### Exercise instructions
Quote every line of the material beneath this one.

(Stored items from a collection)
§ §

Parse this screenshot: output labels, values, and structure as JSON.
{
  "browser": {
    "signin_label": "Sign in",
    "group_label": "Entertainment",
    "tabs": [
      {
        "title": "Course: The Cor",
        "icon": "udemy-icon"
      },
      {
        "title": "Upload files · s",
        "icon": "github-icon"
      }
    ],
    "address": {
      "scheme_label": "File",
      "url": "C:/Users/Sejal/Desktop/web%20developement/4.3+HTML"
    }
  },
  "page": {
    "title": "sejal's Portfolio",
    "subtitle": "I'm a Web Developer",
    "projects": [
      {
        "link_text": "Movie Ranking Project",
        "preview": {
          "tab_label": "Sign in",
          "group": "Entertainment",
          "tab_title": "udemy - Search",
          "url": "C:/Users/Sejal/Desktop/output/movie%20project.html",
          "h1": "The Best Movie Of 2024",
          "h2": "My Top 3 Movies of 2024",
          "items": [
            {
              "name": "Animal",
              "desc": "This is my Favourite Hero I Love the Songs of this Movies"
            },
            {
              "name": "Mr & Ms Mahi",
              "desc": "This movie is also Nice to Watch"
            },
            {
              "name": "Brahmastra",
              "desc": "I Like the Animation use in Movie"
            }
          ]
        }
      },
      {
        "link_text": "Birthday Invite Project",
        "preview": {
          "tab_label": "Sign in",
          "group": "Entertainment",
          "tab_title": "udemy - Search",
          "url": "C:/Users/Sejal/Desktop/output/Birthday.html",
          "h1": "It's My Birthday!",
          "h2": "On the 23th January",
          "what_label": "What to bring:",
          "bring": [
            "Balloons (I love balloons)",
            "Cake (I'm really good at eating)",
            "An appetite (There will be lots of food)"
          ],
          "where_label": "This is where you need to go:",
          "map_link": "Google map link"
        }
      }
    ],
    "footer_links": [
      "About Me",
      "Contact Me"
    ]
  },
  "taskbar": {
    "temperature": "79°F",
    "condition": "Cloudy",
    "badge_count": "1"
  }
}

§ §

### Output for this task
Parse this screenshot: output labels, values, and structure as JSON.
{
  "browser": {
    "signin_label": "Sign in",
    "group_label": "Entertainment",
    "tabs": [
      {
        "title": "Course: The Cor",
        "icon": "udemy-icon"
      },
      {
        "title": "Upload files · s",
        "icon": "github-icon"
      }
    ],
    "address": {
      "scheme_label": "File",
      "url": "C:/Users/Sejal/Desktop/web%20developement/4.3+HTML"
    }
  },
  "page": {
    "title": "sejal's Portfolio",
    "subtitle": "I'm a Web Developer",
    "projects": [
      {
        "link_text": "Movie Ranking Project",
        "preview": {
          "tab_label": "Sign in",
          "group": "Entertainment",
          "tab_title": "udemy - Search",
          "url": "C:/Users/Sejal/Desktop/output/movie%20project.html",
          "h1": "The Best Movie Of 2024",
          "h2": "My Top 3 Movies of 2024",
          "items": [
            {
              "name": "Animal",
              "desc": "This is my Favourite Hero I Love the Songs of this Movies"
            },
            {
              "name": "Mr & Ms Mahi",
              "desc": "This movie is also Nice to Watch"
            },
            {
              "name": "Brahmastra",
              "desc": "I Like the Animation use in Movie"
            }
          ]
        }
      },
      {
        "link_text": "Birthday Invite Project",
        "preview": {
          "tab_label": "Sign in",
          "group": "Entertainment",
          "tab_title": "udemy - Search",
          "url": "C:/Users/Sejal/Desktop/output/Birthday.html",
          "h1": "It's My Birthday!",
          "h2": "On the 23th January",
          "what_label": "What to bring:",
          "bring": [
            "Balloons (I love balloons)",
            "Cake (I'm really good at eating)",
            "An appetite (There will be lots of food)"
          ],
          "where_label": "This is where you need to go:",
          "map_link": "Google map link"
        }
      }
    ],
    "footer_links": [
      "About Me",
      "Contact Me"
    ]
  },
  "taskbar": {
    "temperature": "79°F",
    "condition": "Cloudy",
    "badge_count": "1"
  }
}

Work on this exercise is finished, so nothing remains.